Repeat each record below exactly, dropping the pictures.
---------- STORED DATA ----------
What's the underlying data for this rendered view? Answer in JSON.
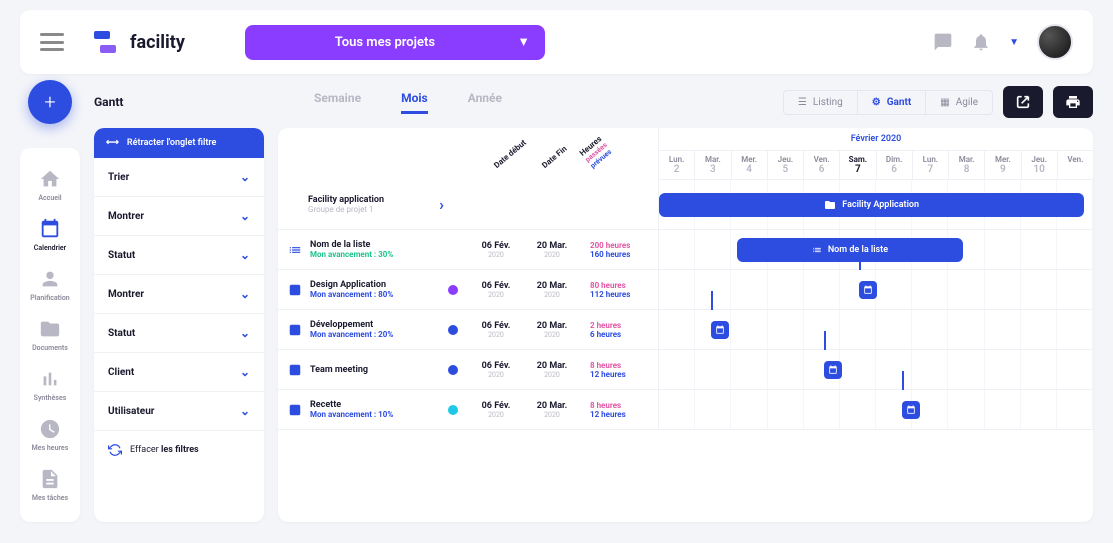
{
  "brand": {
    "name": "facility"
  },
  "header": {
    "project_selector": "Tous mes projets"
  },
  "sidenav": [
    {
      "key": "accueil",
      "label": "Accueil",
      "active": false
    },
    {
      "key": "calendrier",
      "label": "Calendrier",
      "active": true
    },
    {
      "key": "planification",
      "label": "Planification",
      "active": false
    },
    {
      "key": "documents",
      "label": "Documents",
      "active": false
    },
    {
      "key": "syntheses",
      "label": "Synthèses",
      "active": false
    },
    {
      "key": "mes-heures",
      "label": "Mes heures",
      "active": false
    },
    {
      "key": "mes-taches",
      "label": "Mes tâches",
      "active": false
    }
  ],
  "page": {
    "title": "Gantt"
  },
  "time_tabs": [
    {
      "key": "semaine",
      "label": "Semaine",
      "active": false
    },
    {
      "key": "mois",
      "label": "Mois",
      "active": true
    },
    {
      "key": "annee",
      "label": "Année",
      "active": false
    }
  ],
  "view_tabs": [
    {
      "key": "listing",
      "label": "Listing",
      "active": false
    },
    {
      "key": "gantt",
      "label": "Gantt",
      "active": true
    },
    {
      "key": "agile",
      "label": "Agile",
      "active": false
    }
  ],
  "filters": {
    "header": "Rétracter l'onglet filtre",
    "items": [
      {
        "label": "Trier"
      },
      {
        "label": "Montrer"
      },
      {
        "label": "Statut"
      },
      {
        "label": "Montrer"
      },
      {
        "label": "Statut"
      },
      {
        "label": "Client"
      },
      {
        "label": "Utilisateur"
      }
    ],
    "clear_prefix": "Effacer ",
    "clear_bold": "les filtres"
  },
  "gantt": {
    "col_headers": {
      "start": "Date début",
      "end": "Date Fin",
      "hours": "Heures",
      "hours_sub1": "passées",
      "hours_sub2": "prévues"
    },
    "month": "Février 2020",
    "days": [
      {
        "name": "Lun.",
        "num": "2"
      },
      {
        "name": "Mar.",
        "num": "3"
      },
      {
        "name": "Mer.",
        "num": "4"
      },
      {
        "name": "Jeu.",
        "num": "5"
      },
      {
        "name": "Ven.",
        "num": "6"
      },
      {
        "name": "Sam.",
        "num": "7",
        "sat": true
      },
      {
        "name": "Dim.",
        "num": "6"
      },
      {
        "name": "Lun.",
        "num": "7"
      },
      {
        "name": "Mar.",
        "num": "8"
      },
      {
        "name": "Mer.",
        "num": "9"
      },
      {
        "name": "Jeu.",
        "num": "10"
      },
      {
        "name": "Ven.",
        "num": ""
      }
    ],
    "project": {
      "title": "Facility application",
      "subtitle": "Groupe de projet 1",
      "bar_label": "Facility Application",
      "bar_color": "#2d4de0",
      "bar_left_pct": 0,
      "bar_width_pct": 98
    },
    "rows": [
      {
        "type": "list",
        "title": "Nom de la liste",
        "progress": "Mon avancement : 30%",
        "progress_color": "#1ec28b",
        "start": "06 Fév.",
        "start_y": "2020",
        "end": "20 Mar.",
        "end_y": "2020",
        "h1": "200 heures",
        "h2": "160 heures",
        "bar_label": "Nom de la liste",
        "bar_color": "#2d4de0",
        "bar_left_pct": 18,
        "bar_width_pct": 52
      },
      {
        "type": "task",
        "title": "Design Application",
        "progress": "Mon avancement : 80%",
        "progress_color": "#2d4de0",
        "marker_color": "#8b3dff",
        "start": "06 Fév.",
        "start_y": "2020",
        "end": "20 Mar.",
        "end_y": "2020",
        "h1": "80 heures",
        "h2": "112 heures",
        "node_left_pct": 46
      },
      {
        "type": "task",
        "title": "Développement",
        "progress": "Mon avancement : 20%",
        "progress_color": "#2d4de0",
        "marker_color": "#2d4de0",
        "start": "06 Fév.",
        "start_y": "2020",
        "end": "20 Mar.",
        "end_y": "2020",
        "h1": "2 heures",
        "h2": "6 heures",
        "node_left_pct": 12
      },
      {
        "type": "task",
        "title": "Team meeting",
        "progress": "",
        "progress_color": "#2d4de0",
        "marker_color": "#2d4de0",
        "start": "06 Fév.",
        "start_y": "2020",
        "end": "20 Mar.",
        "end_y": "2020",
        "h1": "8 heures",
        "h2": "12 heures",
        "node_left_pct": 38
      },
      {
        "type": "task",
        "title": "Recette",
        "progress": "Mon avancement : 10%",
        "progress_color": "#2d4de0",
        "marker_color": "#1ec9e8",
        "start": "06 Fév.",
        "start_y": "2020",
        "end": "20 Mar.",
        "end_y": "2020",
        "h1": "8 heures",
        "h2": "12 heures",
        "node_left_pct": 56
      }
    ]
  },
  "colors": {
    "primary": "#2d4de0",
    "purple": "#8b3dff",
    "pink": "#e055a5",
    "green": "#1ec28b"
  }
}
----------
# [THE RESULT]
What's the underlying data for this rendered view? Answer in JSON.
{
  "brand": {
    "name": "facility"
  },
  "header": {
    "project_selector": "Tous mes projets"
  },
  "sidenav": [
    {
      "key": "accueil",
      "label": "Accueil",
      "active": false
    },
    {
      "key": "calendrier",
      "label": "Calendrier",
      "active": true
    },
    {
      "key": "planification",
      "label": "Planification",
      "active": false
    },
    {
      "key": "documents",
      "label": "Documents",
      "active": false
    },
    {
      "key": "syntheses",
      "label": "Synthèses",
      "active": false
    },
    {
      "key": "mes-heures",
      "label": "Mes heures",
      "active": false
    },
    {
      "key": "mes-taches",
      "label": "Mes tâches",
      "active": false
    }
  ],
  "page": {
    "title": "Gantt"
  },
  "time_tabs": [
    {
      "key": "semaine",
      "label": "Semaine",
      "active": false
    },
    {
      "key": "mois",
      "label": "Mois",
      "active": true
    },
    {
      "key": "annee",
      "label": "Année",
      "active": false
    }
  ],
  "view_tabs": [
    {
      "key": "listing",
      "label": "Listing",
      "active": false
    },
    {
      "key": "gantt",
      "label": "Gantt",
      "active": true
    },
    {
      "key": "agile",
      "label": "Agile",
      "active": false
    }
  ],
  "filters": {
    "header": "Rétracter l'onglet filtre",
    "items": [
      {
        "label": "Trier"
      },
      {
        "label": "Montrer"
      },
      {
        "label": "Statut"
      },
      {
        "label": "Montrer"
      },
      {
        "label": "Statut"
      },
      {
        "label": "Client"
      },
      {
        "label": "Utilisateur"
      }
    ],
    "clear_prefix": "Effacer ",
    "clear_bold": "les filtres"
  },
  "gantt": {
    "col_headers": {
      "start": "Date début",
      "end": "Date Fin",
      "hours": "Heures",
      "hours_sub1": "passées",
      "hours_sub2": "prévues"
    },
    "month": "Février 2020",
    "days": [
      {
        "name": "Lun.",
        "num": "2"
      },
      {
        "name": "Mar.",
        "num": "3"
      },
      {
        "name": "Mer.",
        "num": "4"
      },
      {
        "name": "Jeu.",
        "num": "5"
      },
      {
        "name": "Ven.",
        "num": "6"
      },
      {
        "name": "Sam.",
        "num": "7",
        "sat": true
      },
      {
        "name": "Dim.",
        "num": "6"
      },
      {
        "name": "Lun.",
        "num": "7"
      },
      {
        "name": "Mar.",
        "num": "8"
      },
      {
        "name": "Mer.",
        "num": "9"
      },
      {
        "name": "Jeu.",
        "num": "10"
      },
      {
        "name": "Ven.",
        "num": ""
      }
    ],
    "project": {
      "title": "Facility application",
      "subtitle": "Groupe de projet 1",
      "bar_label": "Facility Application",
      "bar_color": "#2d4de0",
      "bar_left_pct": 0,
      "bar_width_pct": 98
    },
    "rows": [
      {
        "type": "list",
        "title": "Nom de la liste",
        "progress": "Mon avancement : 30%",
        "progress_color": "#1ec28b",
        "start": "06 Fév.",
        "start_y": "2020",
        "end": "20 Mar.",
        "end_y": "2020",
        "h1": "200 heures",
        "h2": "160 heures",
        "bar_label": "Nom de la liste",
        "bar_color": "#2d4de0",
        "bar_left_pct": 18,
        "bar_width_pct": 52
      },
      {
        "type": "task",
        "title": "Design Application",
        "progress": "Mon avancement : 80%",
        "progress_color": "#2d4de0",
        "marker_color": "#8b3dff",
        "start": "06 Fév.",
        "start_y": "2020",
        "end": "20 Mar.",
        "end_y": "2020",
        "h1": "80 heures",
        "h2": "112 heures",
        "node_left_pct": 46
      },
      {
        "type": "task",
        "title": "Développement",
        "progress": "Mon avancement : 20%",
        "progress_color": "#2d4de0",
        "marker_color": "#2d4de0",
        "start": "06 Fév.",
        "start_y": "2020",
        "end": "20 Mar.",
        "end_y": "2020",
        "h1": "2 heures",
        "h2": "6 heures",
        "node_left_pct": 12
      },
      {
        "type": "task",
        "title": "Team meeting",
        "progress": "",
        "progress_color": "#2d4de0",
        "marker_color": "#2d4de0",
        "start": "06 Fév.",
        "start_y": "2020",
        "end": "20 Mar.",
        "end_y": "2020",
        "h1": "8 heures",
        "h2": "12 heures",
        "node_left_pct": 38
      },
      {
        "type": "task",
        "title": "Recette",
        "progress": "Mon avancement : 10%",
        "progress_color": "#2d4de0",
        "marker_color": "#1ec9e8",
        "start": "06 Fév.",
        "start_y": "2020",
        "end": "20 Mar.",
        "end_y": "2020",
        "h1": "8 heures",
        "h2": "12 heures",
        "node_left_pct": 56
      }
    ]
  },
  "colors": {
    "primary": "#2d4de0",
    "purple": "#8b3dff",
    "pink": "#e055a5",
    "green": "#1ec28b"
  }
}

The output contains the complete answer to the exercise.